REQUIRED WORK:
Read the data and repeat all of it exactly.

(Data entries)
◆ ◆ ◆ ◆

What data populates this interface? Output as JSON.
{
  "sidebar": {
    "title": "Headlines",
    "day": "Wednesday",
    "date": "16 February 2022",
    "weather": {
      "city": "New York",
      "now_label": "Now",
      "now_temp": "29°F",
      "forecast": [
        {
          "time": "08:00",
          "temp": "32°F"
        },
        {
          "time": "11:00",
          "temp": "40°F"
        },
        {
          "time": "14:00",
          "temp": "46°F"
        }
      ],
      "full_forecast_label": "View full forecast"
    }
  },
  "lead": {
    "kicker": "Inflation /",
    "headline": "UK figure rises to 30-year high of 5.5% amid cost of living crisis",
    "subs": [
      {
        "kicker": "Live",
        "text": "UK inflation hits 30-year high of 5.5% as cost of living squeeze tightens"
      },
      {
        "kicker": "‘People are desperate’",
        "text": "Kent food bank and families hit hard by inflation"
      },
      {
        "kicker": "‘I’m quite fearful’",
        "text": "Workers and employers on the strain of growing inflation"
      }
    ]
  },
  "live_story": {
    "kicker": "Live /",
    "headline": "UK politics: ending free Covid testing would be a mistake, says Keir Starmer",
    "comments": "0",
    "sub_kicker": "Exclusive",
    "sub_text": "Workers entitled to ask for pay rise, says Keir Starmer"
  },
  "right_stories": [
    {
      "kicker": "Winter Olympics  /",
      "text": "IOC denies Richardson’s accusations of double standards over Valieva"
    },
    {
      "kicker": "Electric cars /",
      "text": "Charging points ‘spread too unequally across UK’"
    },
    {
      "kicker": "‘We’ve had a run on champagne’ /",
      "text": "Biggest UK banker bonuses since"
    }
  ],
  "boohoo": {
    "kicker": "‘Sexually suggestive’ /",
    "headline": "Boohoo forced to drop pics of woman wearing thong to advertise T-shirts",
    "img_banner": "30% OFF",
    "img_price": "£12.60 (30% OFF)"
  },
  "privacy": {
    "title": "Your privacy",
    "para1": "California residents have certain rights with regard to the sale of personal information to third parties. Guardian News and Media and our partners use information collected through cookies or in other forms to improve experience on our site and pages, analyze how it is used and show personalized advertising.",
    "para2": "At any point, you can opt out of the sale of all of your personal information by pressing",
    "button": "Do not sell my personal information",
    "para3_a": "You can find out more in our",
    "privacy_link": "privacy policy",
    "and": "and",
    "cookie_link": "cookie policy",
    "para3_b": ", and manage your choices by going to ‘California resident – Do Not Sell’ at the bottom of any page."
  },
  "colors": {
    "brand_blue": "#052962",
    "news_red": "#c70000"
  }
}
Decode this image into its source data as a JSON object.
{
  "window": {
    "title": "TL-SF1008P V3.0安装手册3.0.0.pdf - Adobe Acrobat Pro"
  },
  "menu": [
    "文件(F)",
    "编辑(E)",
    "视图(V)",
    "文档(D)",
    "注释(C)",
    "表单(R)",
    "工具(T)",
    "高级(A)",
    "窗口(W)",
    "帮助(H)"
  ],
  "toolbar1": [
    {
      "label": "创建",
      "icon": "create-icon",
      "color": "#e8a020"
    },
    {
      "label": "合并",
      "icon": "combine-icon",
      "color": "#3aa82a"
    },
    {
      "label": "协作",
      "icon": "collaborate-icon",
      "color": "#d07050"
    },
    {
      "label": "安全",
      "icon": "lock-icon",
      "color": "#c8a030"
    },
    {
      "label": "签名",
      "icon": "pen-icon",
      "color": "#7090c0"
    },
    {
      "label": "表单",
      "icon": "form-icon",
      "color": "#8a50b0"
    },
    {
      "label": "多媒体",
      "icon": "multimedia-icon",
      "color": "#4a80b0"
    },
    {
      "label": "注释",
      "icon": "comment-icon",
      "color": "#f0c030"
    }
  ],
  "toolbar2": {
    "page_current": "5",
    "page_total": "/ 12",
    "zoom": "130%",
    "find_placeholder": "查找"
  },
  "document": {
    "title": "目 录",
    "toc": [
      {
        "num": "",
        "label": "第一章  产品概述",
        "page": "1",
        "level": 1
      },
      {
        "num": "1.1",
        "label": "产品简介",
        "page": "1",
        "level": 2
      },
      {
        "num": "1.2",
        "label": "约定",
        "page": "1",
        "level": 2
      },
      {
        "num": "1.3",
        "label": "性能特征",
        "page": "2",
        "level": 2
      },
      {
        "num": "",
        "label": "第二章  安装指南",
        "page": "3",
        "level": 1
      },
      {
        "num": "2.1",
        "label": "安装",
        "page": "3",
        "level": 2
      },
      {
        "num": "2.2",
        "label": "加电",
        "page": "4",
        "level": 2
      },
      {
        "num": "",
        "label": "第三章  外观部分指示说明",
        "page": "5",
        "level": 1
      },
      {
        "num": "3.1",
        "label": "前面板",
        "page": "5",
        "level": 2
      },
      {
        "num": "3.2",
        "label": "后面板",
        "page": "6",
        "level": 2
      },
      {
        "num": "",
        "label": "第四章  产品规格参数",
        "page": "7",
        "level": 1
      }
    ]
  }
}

◆ ◆ ◆ ◆

THE RESPONSE:
What data populates this interface? Output as JSON.
{
  "sidebar": {
    "title": "Headlines",
    "day": "Wednesday",
    "date": "16 February 2022",
    "weather": {
      "city": "New York",
      "now_label": "Now",
      "now_temp": "29°F",
      "forecast": [
        {
          "time": "08:00",
          "temp": "32°F"
        },
        {
          "time": "11:00",
          "temp": "40°F"
        },
        {
          "time": "14:00",
          "temp": "46°F"
        }
      ],
      "full_forecast_label": "View full forecast"
    }
  },
  "lead": {
    "kicker": "Inflation /",
    "headline": "UK figure rises to 30-year high of 5.5% amid cost of living crisis",
    "subs": [
      {
        "kicker": "Live",
        "text": "UK inflation hits 30-year high of 5.5% as cost of living squeeze tightens"
      },
      {
        "kicker": "‘People are desperate’",
        "text": "Kent food bank and families hit hard by inflation"
      },
      {
        "kicker": "‘I’m quite fearful’",
        "text": "Workers and employers on the strain of growing inflation"
      }
    ]
  },
  "live_story": {
    "kicker": "Live /",
    "headline": "UK politics: ending free Covid testing would be a mistake, says Keir Starmer",
    "comments": "0",
    "sub_kicker": "Exclusive",
    "sub_text": "Workers entitled to ask for pay rise, says Keir Starmer"
  },
  "right_stories": [
    {
      "kicker": "Winter Olympics  /",
      "text": "IOC denies Richardson’s accusations of double standards over Valieva"
    },
    {
      "kicker": "Electric cars /",
      "text": "Charging points ‘spread too unequally across UK’"
    },
    {
      "kicker": "‘We’ve had a run on champagne’ /",
      "text": "Biggest UK banker bonuses since"
    }
  ],
  "boohoo": {
    "kicker": "‘Sexually suggestive’ /",
    "headline": "Boohoo forced to drop pics of woman wearing thong to advertise T-shirts",
    "img_banner": "30% OFF",
    "img_price": "£12.60 (30% OFF)"
  },
  "privacy": {
    "title": "Your privacy",
    "para1": "California residents have certain rights with regard to the sale of personal information to third parties. Guardian News and Media and our partners use information collected through cookies or in other forms to improve experience on our site and pages, analyze how it is used and show personalized advertising.",
    "para2": "At any point, you can opt out of the sale of all of your personal information by pressing",
    "button": "Do not sell my personal information",
    "para3_a": "You can find out more in our",
    "privacy_link": "privacy policy",
    "and": "and",
    "cookie_link": "cookie policy",
    "para3_b": ", and manage your choices by going to ‘California resident – Do Not Sell’ at the bottom of any page."
  },
  "colors": {
    "brand_blue": "#052962",
    "news_red": "#c70000"
  }
}
Decode this image into its source data as a JSON object.
{
  "window": {
    "title": "TL-SF1008P V3.0安装手册3.0.0.pdf - Adobe Acrobat Pro"
  },
  "menu": [
    "文件(F)",
    "编辑(E)",
    "视图(V)",
    "文档(D)",
    "注释(C)",
    "表单(R)",
    "工具(T)",
    "高级(A)",
    "窗口(W)",
    "帮助(H)"
  ],
  "toolbar1": [
    {
      "label": "创建",
      "icon": "create-icon",
      "color": "#e8a020"
    },
    {
      "label": "合并",
      "icon": "combine-icon",
      "color": "#3aa82a"
    },
    {
      "label": "协作",
      "icon": "collaborate-icon",
      "color": "#d07050"
    },
    {
      "label": "安全",
      "icon": "lock-icon",
      "color": "#c8a030"
    },
    {
      "label": "签名",
      "icon": "pen-icon",
      "color": "#7090c0"
    },
    {
      "label": "表单",
      "icon": "form-icon",
      "color": "#8a50b0"
    },
    {
      "label": "多媒体",
      "icon": "multimedia-icon",
      "color": "#4a80b0"
    },
    {
      "label": "注释",
      "icon": "comment-icon",
      "color": "#f0c030"
    }
  ],
  "toolbar2": {
    "page_current": "5",
    "page_total": "/ 12",
    "zoom": "130%",
    "find_placeholder": "查找"
  },
  "document": {
    "title": "目 录",
    "toc": [
      {
        "num": "",
        "label": "第一章  产品概述",
        "page": "1",
        "level": 1
      },
      {
        "num": "1.1",
        "label": "产品简介",
        "page": "1",
        "level": 2
      },
      {
        "num": "1.2",
        "label": "约定",
        "page": "1",
        "level": 2
      },
      {
        "num": "1.3",
        "label": "性能特征",
        "page": "2",
        "level": 2
      },
      {
        "num": "",
        "label": "第二章  安装指南",
        "page": "3",
        "level": 1
      },
      {
        "num": "2.1",
        "label": "安装",
        "page": "3",
        "level": 2
      },
      {
        "num": "2.2",
        "label": "加电",
        "page": "4",
        "level": 2
      },
      {
        "num": "",
        "label": "第三章  外观部分指示说明",
        "page": "5",
        "level": 1
      },
      {
        "num": "3.1",
        "label": "前面板",
        "page": "5",
        "level": 2
      },
      {
        "num": "3.2",
        "label": "后面板",
        "page": "6",
        "level": 2
      },
      {
        "num": "",
        "label": "第四章  产品规格参数",
        "page": "7",
        "level": 1
      }
    ]
  }
}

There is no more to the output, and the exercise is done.